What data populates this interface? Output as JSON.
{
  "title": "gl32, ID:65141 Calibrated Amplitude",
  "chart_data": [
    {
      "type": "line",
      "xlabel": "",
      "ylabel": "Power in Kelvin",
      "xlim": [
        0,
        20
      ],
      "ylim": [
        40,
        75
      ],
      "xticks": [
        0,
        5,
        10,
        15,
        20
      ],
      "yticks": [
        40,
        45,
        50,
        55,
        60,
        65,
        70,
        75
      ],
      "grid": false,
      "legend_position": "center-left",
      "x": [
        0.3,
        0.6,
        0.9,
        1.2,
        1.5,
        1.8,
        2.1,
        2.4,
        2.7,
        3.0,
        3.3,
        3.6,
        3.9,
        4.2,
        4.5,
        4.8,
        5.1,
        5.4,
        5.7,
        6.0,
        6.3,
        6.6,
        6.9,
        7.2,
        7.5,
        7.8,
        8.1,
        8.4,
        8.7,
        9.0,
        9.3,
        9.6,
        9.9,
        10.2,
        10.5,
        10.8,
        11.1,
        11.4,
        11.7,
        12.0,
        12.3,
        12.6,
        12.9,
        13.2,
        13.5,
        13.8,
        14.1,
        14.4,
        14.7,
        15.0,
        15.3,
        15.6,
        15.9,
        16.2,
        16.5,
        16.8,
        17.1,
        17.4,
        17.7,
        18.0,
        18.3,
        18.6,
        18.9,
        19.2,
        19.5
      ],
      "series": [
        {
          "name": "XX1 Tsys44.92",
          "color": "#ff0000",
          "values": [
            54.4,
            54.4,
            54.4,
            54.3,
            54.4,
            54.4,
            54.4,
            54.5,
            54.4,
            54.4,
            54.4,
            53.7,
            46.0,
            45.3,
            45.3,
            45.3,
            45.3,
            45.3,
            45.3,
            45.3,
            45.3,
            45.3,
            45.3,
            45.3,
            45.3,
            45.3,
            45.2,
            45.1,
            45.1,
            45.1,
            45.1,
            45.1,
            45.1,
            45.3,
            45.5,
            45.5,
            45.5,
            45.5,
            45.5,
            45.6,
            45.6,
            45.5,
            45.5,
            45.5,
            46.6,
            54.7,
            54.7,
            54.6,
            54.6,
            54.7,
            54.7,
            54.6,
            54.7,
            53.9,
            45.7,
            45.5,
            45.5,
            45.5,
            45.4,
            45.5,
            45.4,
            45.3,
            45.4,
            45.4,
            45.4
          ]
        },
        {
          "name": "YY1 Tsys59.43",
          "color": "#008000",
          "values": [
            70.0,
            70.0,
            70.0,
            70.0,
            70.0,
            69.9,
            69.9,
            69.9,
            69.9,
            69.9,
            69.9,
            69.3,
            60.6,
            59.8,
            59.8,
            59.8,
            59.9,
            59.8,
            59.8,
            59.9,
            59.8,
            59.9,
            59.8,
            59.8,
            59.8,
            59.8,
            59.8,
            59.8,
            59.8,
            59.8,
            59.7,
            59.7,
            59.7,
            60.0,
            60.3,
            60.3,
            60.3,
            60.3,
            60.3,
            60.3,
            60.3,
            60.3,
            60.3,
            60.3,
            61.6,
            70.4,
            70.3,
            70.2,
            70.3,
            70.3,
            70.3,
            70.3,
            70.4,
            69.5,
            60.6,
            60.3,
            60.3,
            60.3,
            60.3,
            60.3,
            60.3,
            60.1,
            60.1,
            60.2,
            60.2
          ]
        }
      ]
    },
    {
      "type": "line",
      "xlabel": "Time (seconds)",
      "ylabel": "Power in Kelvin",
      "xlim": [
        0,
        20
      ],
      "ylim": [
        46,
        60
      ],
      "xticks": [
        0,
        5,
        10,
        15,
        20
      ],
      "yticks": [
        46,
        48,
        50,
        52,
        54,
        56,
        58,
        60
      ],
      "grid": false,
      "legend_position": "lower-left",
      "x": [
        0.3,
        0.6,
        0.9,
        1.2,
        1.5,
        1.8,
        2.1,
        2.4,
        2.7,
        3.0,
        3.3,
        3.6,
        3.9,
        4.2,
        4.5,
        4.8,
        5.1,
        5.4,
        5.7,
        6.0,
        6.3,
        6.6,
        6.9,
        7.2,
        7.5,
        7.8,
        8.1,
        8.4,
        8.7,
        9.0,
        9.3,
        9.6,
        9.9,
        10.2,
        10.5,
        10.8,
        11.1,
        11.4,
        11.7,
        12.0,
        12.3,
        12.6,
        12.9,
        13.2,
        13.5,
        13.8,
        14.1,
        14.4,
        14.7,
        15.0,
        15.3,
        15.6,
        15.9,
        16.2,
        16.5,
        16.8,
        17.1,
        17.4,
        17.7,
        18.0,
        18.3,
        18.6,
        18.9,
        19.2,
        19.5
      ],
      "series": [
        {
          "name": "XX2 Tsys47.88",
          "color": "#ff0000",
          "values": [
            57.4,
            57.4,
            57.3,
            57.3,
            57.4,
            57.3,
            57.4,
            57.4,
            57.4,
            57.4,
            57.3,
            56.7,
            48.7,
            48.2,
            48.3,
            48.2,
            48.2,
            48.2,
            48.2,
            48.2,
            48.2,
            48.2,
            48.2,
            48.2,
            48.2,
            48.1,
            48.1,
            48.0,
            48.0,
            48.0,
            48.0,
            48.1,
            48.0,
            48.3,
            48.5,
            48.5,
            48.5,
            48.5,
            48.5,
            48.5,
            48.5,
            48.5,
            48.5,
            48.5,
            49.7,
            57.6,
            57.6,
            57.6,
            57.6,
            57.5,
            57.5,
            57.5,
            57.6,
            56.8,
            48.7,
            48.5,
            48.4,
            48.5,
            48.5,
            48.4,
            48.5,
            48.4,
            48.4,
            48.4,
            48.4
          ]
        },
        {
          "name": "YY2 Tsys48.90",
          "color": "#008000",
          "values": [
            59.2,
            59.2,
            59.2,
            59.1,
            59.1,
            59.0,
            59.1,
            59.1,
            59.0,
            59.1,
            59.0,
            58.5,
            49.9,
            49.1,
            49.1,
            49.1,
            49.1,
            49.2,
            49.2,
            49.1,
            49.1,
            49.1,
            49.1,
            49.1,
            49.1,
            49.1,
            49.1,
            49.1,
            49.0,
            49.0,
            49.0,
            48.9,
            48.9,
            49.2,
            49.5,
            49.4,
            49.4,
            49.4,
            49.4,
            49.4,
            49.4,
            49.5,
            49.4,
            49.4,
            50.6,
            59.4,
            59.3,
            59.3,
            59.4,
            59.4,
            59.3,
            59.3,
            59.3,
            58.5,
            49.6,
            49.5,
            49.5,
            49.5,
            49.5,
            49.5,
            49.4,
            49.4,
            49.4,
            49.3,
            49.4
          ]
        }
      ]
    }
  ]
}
□ □ □
• **Set problem**
Write out all the lines again, exactly as they are.

• **Reply**
What data populates this interface? Output as JSON.
{
  "title": "gl32, ID:65141 Calibrated Amplitude",
  "chart_data": [
    {
      "type": "line",
      "xlabel": "",
      "ylabel": "Power in Kelvin",
      "xlim": [
        0,
        20
      ],
      "ylim": [
        40,
        75
      ],
      "xticks": [
        0,
        5,
        10,
        15,
        20
      ],
      "yticks": [
        40,
        45,
        50,
        55,
        60,
        65,
        70,
        75
      ],
      "grid": false,
      "legend_position": "center-left",
      "x": [
        0.3,
        0.6,
        0.9,
        1.2,
        1.5,
        1.8,
        2.1,
        2.4,
        2.7,
        3.0,
        3.3,
        3.6,
        3.9,
        4.2,
        4.5,
        4.8,
        5.1,
        5.4,
        5.7,
        6.0,
        6.3,
        6.6,
        6.9,
        7.2,
        7.5,
        7.8,
        8.1,
        8.4,
        8.7,
        9.0,
        9.3,
        9.6,
        9.9,
        10.2,
        10.5,
        10.8,
        11.1,
        11.4,
        11.7,
        12.0,
        12.3,
        12.6,
        12.9,
        13.2,
        13.5,
        13.8,
        14.1,
        14.4,
        14.7,
        15.0,
        15.3,
        15.6,
        15.9,
        16.2,
        16.5,
        16.8,
        17.1,
        17.4,
        17.7,
        18.0,
        18.3,
        18.6,
        18.9,
        19.2,
        19.5
      ],
      "series": [
        {
          "name": "XX1 Tsys44.92",
          "color": "#ff0000",
          "values": [
            54.4,
            54.4,
            54.4,
            54.3,
            54.4,
            54.4,
            54.4,
            54.5,
            54.4,
            54.4,
            54.4,
            53.7,
            46.0,
            45.3,
            45.3,
            45.3,
            45.3,
            45.3,
            45.3,
            45.3,
            45.3,
            45.3,
            45.3,
            45.3,
            45.3,
            45.3,
            45.2,
            45.1,
            45.1,
            45.1,
            45.1,
            45.1,
            45.1,
            45.3,
            45.5,
            45.5,
            45.5,
            45.5,
            45.5,
            45.6,
            45.6,
            45.5,
            45.5,
            45.5,
            46.6,
            54.7,
            54.7,
            54.6,
            54.6,
            54.7,
            54.7,
            54.6,
            54.7,
            53.9,
            45.7,
            45.5,
            45.5,
            45.5,
            45.4,
            45.5,
            45.4,
            45.3,
            45.4,
            45.4,
            45.4
          ]
        },
        {
          "name": "YY1 Tsys59.43",
          "color": "#008000",
          "values": [
            70.0,
            70.0,
            70.0,
            70.0,
            70.0,
            69.9,
            69.9,
            69.9,
            69.9,
            69.9,
            69.9,
            69.3,
            60.6,
            59.8,
            59.8,
            59.8,
            59.9,
            59.8,
            59.8,
            59.9,
            59.8,
            59.9,
            59.8,
            59.8,
            59.8,
            59.8,
            59.8,
            59.8,
            59.8,
            59.8,
            59.7,
            59.7,
            59.7,
            60.0,
            60.3,
            60.3,
            60.3,
            60.3,
            60.3,
            60.3,
            60.3,
            60.3,
            60.3,
            60.3,
            61.6,
            70.4,
            70.3,
            70.2,
            70.3,
            70.3,
            70.3,
            70.3,
            70.4,
            69.5,
            60.6,
            60.3,
            60.3,
            60.3,
            60.3,
            60.3,
            60.3,
            60.1,
            60.1,
            60.2,
            60.2
          ]
        }
      ]
    },
    {
      "type": "line",
      "xlabel": "Time (seconds)",
      "ylabel": "Power in Kelvin",
      "xlim": [
        0,
        20
      ],
      "ylim": [
        46,
        60
      ],
      "xticks": [
        0,
        5,
        10,
        15,
        20
      ],
      "yticks": [
        46,
        48,
        50,
        52,
        54,
        56,
        58,
        60
      ],
      "grid": false,
      "legend_position": "lower-left",
      "x": [
        0.3,
        0.6,
        0.9,
        1.2,
        1.5,
        1.8,
        2.1,
        2.4,
        2.7,
        3.0,
        3.3,
        3.6,
        3.9,
        4.2,
        4.5,
        4.8,
        5.1,
        5.4,
        5.7,
        6.0,
        6.3,
        6.6,
        6.9,
        7.2,
        7.5,
        7.8,
        8.1,
        8.4,
        8.7,
        9.0,
        9.3,
        9.6,
        9.9,
        10.2,
        10.5,
        10.8,
        11.1,
        11.4,
        11.7,
        12.0,
        12.3,
        12.6,
        12.9,
        13.2,
        13.5,
        13.8,
        14.1,
        14.4,
        14.7,
        15.0,
        15.3,
        15.6,
        15.9,
        16.2,
        16.5,
        16.8,
        17.1,
        17.4,
        17.7,
        18.0,
        18.3,
        18.6,
        18.9,
        19.2,
        19.5
      ],
      "series": [
        {
          "name": "XX2 Tsys47.88",
          "color": "#ff0000",
          "values": [
            57.4,
            57.4,
            57.3,
            57.3,
            57.4,
            57.3,
            57.4,
            57.4,
            57.4,
            57.4,
            57.3,
            56.7,
            48.7,
            48.2,
            48.3,
            48.2,
            48.2,
            48.2,
            48.2,
            48.2,
            48.2,
            48.2,
            48.2,
            48.2,
            48.2,
            48.1,
            48.1,
            48.0,
            48.0,
            48.0,
            48.0,
            48.1,
            48.0,
            48.3,
            48.5,
            48.5,
            48.5,
            48.5,
            48.5,
            48.5,
            48.5,
            48.5,
            48.5,
            48.5,
            49.7,
            57.6,
            57.6,
            57.6,
            57.6,
            57.5,
            57.5,
            57.5,
            57.6,
            56.8,
            48.7,
            48.5,
            48.4,
            48.5,
            48.5,
            48.4,
            48.5,
            48.4,
            48.4,
            48.4,
            48.4
          ]
        },
        {
          "name": "YY2 Tsys48.90",
          "color": "#008000",
          "values": [
            59.2,
            59.2,
            59.2,
            59.1,
            59.1,
            59.0,
            59.1,
            59.1,
            59.0,
            59.1,
            59.0,
            58.5,
            49.9,
            49.1,
            49.1,
            49.1,
            49.1,
            49.2,
            49.2,
            49.1,
            49.1,
            49.1,
            49.1,
            49.1,
            49.1,
            49.1,
            49.1,
            49.1,
            49.0,
            49.0,
            49.0,
            48.9,
            48.9,
            49.2,
            49.5,
            49.4,
            49.4,
            49.4,
            49.4,
            49.4,
            49.4,
            49.5,
            49.4,
            49.4,
            50.6,
            59.4,
            59.3,
            59.3,
            59.4,
            59.4,
            59.3,
            59.3,
            59.3,
            58.5,
            49.6,
            49.5,
            49.5,
            49.5,
            49.5,
            49.5,
            49.4,
            49.4,
            49.4,
            49.3,
            49.4
          ]
        }
      ]
    }
  ]
}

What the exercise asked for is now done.